__DIRECTIONS__. Write out all the entries word for word, but skip any images.

__INPUT RECORDS__.

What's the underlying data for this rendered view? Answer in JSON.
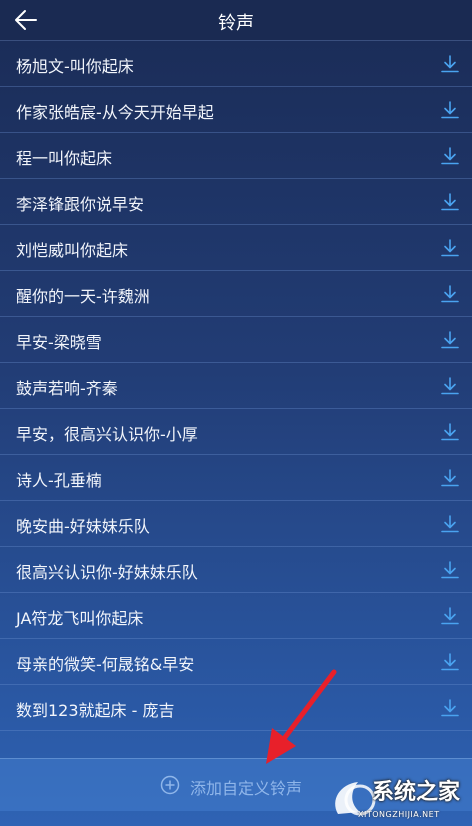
{
  "header": {
    "title": "铃声",
    "back_icon": "back-arrow-icon"
  },
  "ringtones": [
    "杨旭文-叫你起床",
    "作家张皓宸-从今天开始早起",
    "程一叫你起床",
    "李泽锋跟你说早安",
    "刘恺威叫你起床",
    "醒你的一天-许魏洲",
    "早安-梁晓雪",
    "鼓声若响-齐秦",
    "早安，很高兴认识你-小厚",
    "诗人-孔垂楠",
    "晚安曲-好妹妹乐队",
    "很高兴认识你-好妹妹乐队",
    "JA符龙飞叫你起床",
    "母亲的微笑-何晟铭&早安",
    "数到123就起床 - 庞吉"
  ],
  "download_icon": "download-icon",
  "footer": {
    "add_label": "添加自定义铃声",
    "add_icon": "plus-circle-icon"
  },
  "watermark": {
    "text": "系统之家",
    "url": "XITONGZHIJIA.NET"
  },
  "colors": {
    "accent": "#4aa3f0",
    "header_bg": "#1a2a52",
    "annotation_arrow": "#e8202a"
  }
}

__OUTPUT OF THE EXERCISE__.
What's the underlying data for this rendered view? Answer in JSON.
{
  "header": {
    "title": "铃声",
    "back_icon": "back-arrow-icon"
  },
  "ringtones": [
    "杨旭文-叫你起床",
    "作家张皓宸-从今天开始早起",
    "程一叫你起床",
    "李泽锋跟你说早安",
    "刘恺威叫你起床",
    "醒你的一天-许魏洲",
    "早安-梁晓雪",
    "鼓声若响-齐秦",
    "早安，很高兴认识你-小厚",
    "诗人-孔垂楠",
    "晚安曲-好妹妹乐队",
    "很高兴认识你-好妹妹乐队",
    "JA符龙飞叫你起床",
    "母亲的微笑-何晟铭&早安",
    "数到123就起床 - 庞吉"
  ],
  "download_icon": "download-icon",
  "footer": {
    "add_label": "添加自定义铃声",
    "add_icon": "plus-circle-icon"
  },
  "watermark": {
    "text": "系统之家",
    "url": "XITONGZHIJIA.NET"
  },
  "colors": {
    "accent": "#4aa3f0",
    "header_bg": "#1a2a52",
    "annotation_arrow": "#e8202a"
  }
}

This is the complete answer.